--- START OF Excerpted data ---

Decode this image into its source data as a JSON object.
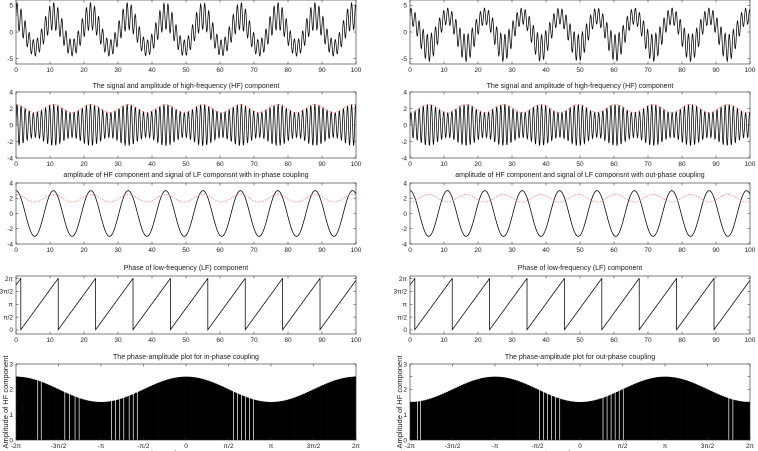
{
  "colors": {
    "signal": "#000000",
    "envelope": "#ff6f6f",
    "axis": "#262626",
    "bars": "#000000",
    "background": "#ffffff"
  },
  "chart_data": [
    {
      "id": "left-1",
      "type": "line",
      "title": "",
      "xlabel": "",
      "ylabel": "",
      "xlim": [
        0,
        100
      ],
      "ylim": [
        -6,
        6
      ],
      "xticks": [
        0,
        10,
        20,
        30,
        40,
        50,
        60,
        70,
        80,
        90,
        100
      ],
      "yticks": [
        -5,
        0,
        5
      ],
      "series": [
        {
          "role": "signal",
          "formula": "(2 + 0.5*cos(2*pi*x/11)) * sin(2*pi*x/1.2) + 3*cos(2*pi*x/11)",
          "samples": 1600
        }
      ]
    },
    {
      "id": "left-2",
      "type": "line",
      "title": "The signal and amplitude of high-frequency (HF) component",
      "xlabel": "",
      "ylabel": "",
      "xlim": [
        0,
        100
      ],
      "ylim": [
        -4,
        4
      ],
      "xticks": [
        0,
        10,
        20,
        30,
        40,
        50,
        60,
        70,
        80,
        90,
        100
      ],
      "yticks": [
        -4,
        -2,
        0,
        2,
        4
      ],
      "series": [
        {
          "role": "signal",
          "formula": "(2 + 0.5*cos(2*pi*x/11)) * sin(2*pi*x/1.2)",
          "samples": 1600
        },
        {
          "role": "envelope",
          "formula": "2 + 0.5*cos(2*pi*x/11)",
          "samples": 400
        }
      ]
    },
    {
      "id": "left-3",
      "type": "line",
      "title": "amplitude of HF component and signal of LF componsnt with in-phase coupling",
      "xlabel": "",
      "ylabel": "",
      "xlim": [
        0,
        100
      ],
      "ylim": [
        -4,
        4
      ],
      "xticks": [
        0,
        10,
        20,
        30,
        40,
        50,
        60,
        70,
        80,
        90,
        100
      ],
      "yticks": [
        -4,
        -2,
        0,
        2,
        4
      ],
      "series": [
        {
          "role": "signal",
          "formula": "3*cos(2*pi*x/11)",
          "samples": 600
        },
        {
          "role": "envelope",
          "formula": "2 + 0.5*cos(2*pi*x/11)",
          "samples": 400
        }
      ]
    },
    {
      "id": "left-4",
      "type": "line",
      "title": "Phase of low-frequency (LF) component",
      "xlabel": "",
      "ylabel": "",
      "xlim": [
        0,
        100
      ],
      "ylim": [
        -0.5,
        6.6
      ],
      "xticks": [
        0,
        10,
        20,
        30,
        40,
        50,
        60,
        70,
        80,
        90,
        100
      ],
      "yticks": [
        0,
        1.5708,
        3.1416,
        4.7124,
        6.2832
      ],
      "yticklabels": [
        "0",
        "π/2",
        "π",
        "3π/2",
        "2π"
      ],
      "series": [
        {
          "role": "signal",
          "formula": "mod(2*pi*x/11 + 5.5, 2*pi)",
          "samples": 1200
        }
      ]
    },
    {
      "id": "left-5",
      "type": "bar",
      "title": "The phase-amplitude plot for in-phase coupling",
      "xlabel": "Phase of LF component",
      "ylabel": "Amplitude of HF component",
      "xlim": [
        -6.2832,
        6.2832
      ],
      "ylim": [
        0,
        3
      ],
      "xticks": [
        -6.2832,
        -4.7124,
        -3.1416,
        -1.5708,
        0,
        1.5708,
        3.1416,
        4.7124,
        6.2832
      ],
      "xticklabels": [
        "-2π",
        "-3π/2",
        "-π",
        "-π/2",
        "0",
        "π/2",
        "π",
        "3π/2",
        "2π"
      ],
      "yticks": [
        0,
        0.5,
        1,
        1.5,
        2,
        2.5,
        3
      ],
      "yticklabels": [
        "0",
        "",
        "1",
        "",
        "2",
        "",
        "3"
      ],
      "bar_formula": "2 + 0.5*cos(x)",
      "gaps": [
        -5.48,
        -5.35,
        -4.48,
        -4.3,
        -4.1,
        -3.95,
        -2.75,
        -2.6,
        -2.45,
        -2.3,
        -2.1,
        -1.95,
        -1.8,
        1.75,
        1.9,
        2.05,
        2.2,
        2.35,
        2.5
      ]
    },
    {
      "id": "right-1",
      "type": "line",
      "title": "",
      "xlabel": "",
      "ylabel": "",
      "xlim": [
        0,
        100
      ],
      "ylim": [
        -6,
        6
      ],
      "xticks": [
        0,
        10,
        20,
        30,
        40,
        50,
        60,
        70,
        80,
        90,
        100
      ],
      "yticks": [
        -5,
        0,
        5
      ],
      "series": [
        {
          "role": "signal",
          "formula": "(2 - 0.5*cos(2*pi*x/11)) * sin(2*pi*x/1.2) + 3*cos(2*pi*x/11)",
          "samples": 1600
        }
      ]
    },
    {
      "id": "right-2",
      "type": "line",
      "title": "The signal and amplitude of high-frequency (HF) component",
      "xlabel": "",
      "ylabel": "",
      "xlim": [
        0,
        100
      ],
      "ylim": [
        -4,
        4
      ],
      "xticks": [
        0,
        10,
        20,
        30,
        40,
        50,
        60,
        70,
        80,
        90,
        100
      ],
      "yticks": [
        -4,
        -2,
        0,
        2,
        4
      ],
      "series": [
        {
          "role": "signal",
          "formula": "(2 - 0.5*cos(2*pi*x/11)) * sin(2*pi*x/1.2)",
          "samples": 1600
        },
        {
          "role": "envelope",
          "formula": "2 - 0.5*cos(2*pi*x/11)",
          "samples": 400
        }
      ]
    },
    {
      "id": "right-3",
      "type": "line",
      "title": "amplitude of HF component and signal of LF componsnt with out-phase coupling",
      "xlabel": "",
      "ylabel": "",
      "xlim": [
        0,
        100
      ],
      "ylim": [
        -4,
        4
      ],
      "xticks": [
        0,
        10,
        20,
        30,
        40,
        50,
        60,
        70,
        80,
        90,
        100
      ],
      "yticks": [
        -4,
        -2,
        0,
        2,
        4
      ],
      "series": [
        {
          "role": "signal",
          "formula": "3*cos(2*pi*x/11)",
          "samples": 600
        },
        {
          "role": "envelope",
          "formula": "2 - 0.5*cos(2*pi*x/11)",
          "samples": 400
        }
      ]
    },
    {
      "id": "right-4",
      "type": "line",
      "title": "Phase of low-frequency (LF) component",
      "xlabel": "",
      "ylabel": "",
      "xlim": [
        0,
        100
      ],
      "ylim": [
        -0.5,
        6.6
      ],
      "xticks": [
        0,
        10,
        20,
        30,
        40,
        50,
        60,
        70,
        80,
        90,
        100
      ],
      "yticks": [
        0,
        1.5708,
        3.1416,
        4.7124,
        6.2832
      ],
      "yticklabels": [
        "0",
        "π/2",
        "π",
        "3π/2",
        "2π"
      ],
      "series": [
        {
          "role": "signal",
          "formula": "mod(2*pi*x/11 + 5.5, 2*pi)",
          "samples": 1200
        }
      ]
    },
    {
      "id": "right-5",
      "type": "bar",
      "title": "The phase-amplitude plot for out-phase coupling",
      "xlabel": "Phase of LF component",
      "ylabel": "Amplitude of HF component",
      "xlim": [
        -6.2832,
        6.2832
      ],
      "ylim": [
        0,
        3
      ],
      "xticks": [
        -6.2832,
        -4.7124,
        -3.1416,
        -1.5708,
        0,
        1.5708,
        3.1416,
        4.7124,
        6.2832
      ],
      "xticklabels": [
        "-2π",
        "-3π/2",
        "-π",
        "-π/2",
        "0",
        "π/2",
        "π",
        "3π/2",
        "2π"
      ],
      "yticks": [
        0,
        0.5,
        1,
        1.5,
        2,
        2.5,
        3
      ],
      "yticklabels": [
        "0",
        "",
        "1",
        "",
        "2",
        "",
        "3"
      ],
      "bar_formula": "2 - 0.5*cos(x)",
      "gaps": [
        -6.0,
        -5.9,
        -1.5,
        -1.35,
        -1.2,
        -1.05,
        -0.9,
        -0.75,
        0.85,
        1.0,
        1.15,
        1.3,
        1.45,
        1.6,
        5.5,
        5.65
      ]
    }
  ]
}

--- END OF Excerpted data ---

**Instruction**
Set out every line from the material that contains the string "with".

**The reply**
      "title": "amplitude of HF component and signal of LF componsnt with in-phase coupling",
      "title": "amplitude of HF component and signal of LF componsnt with out-phase coupling",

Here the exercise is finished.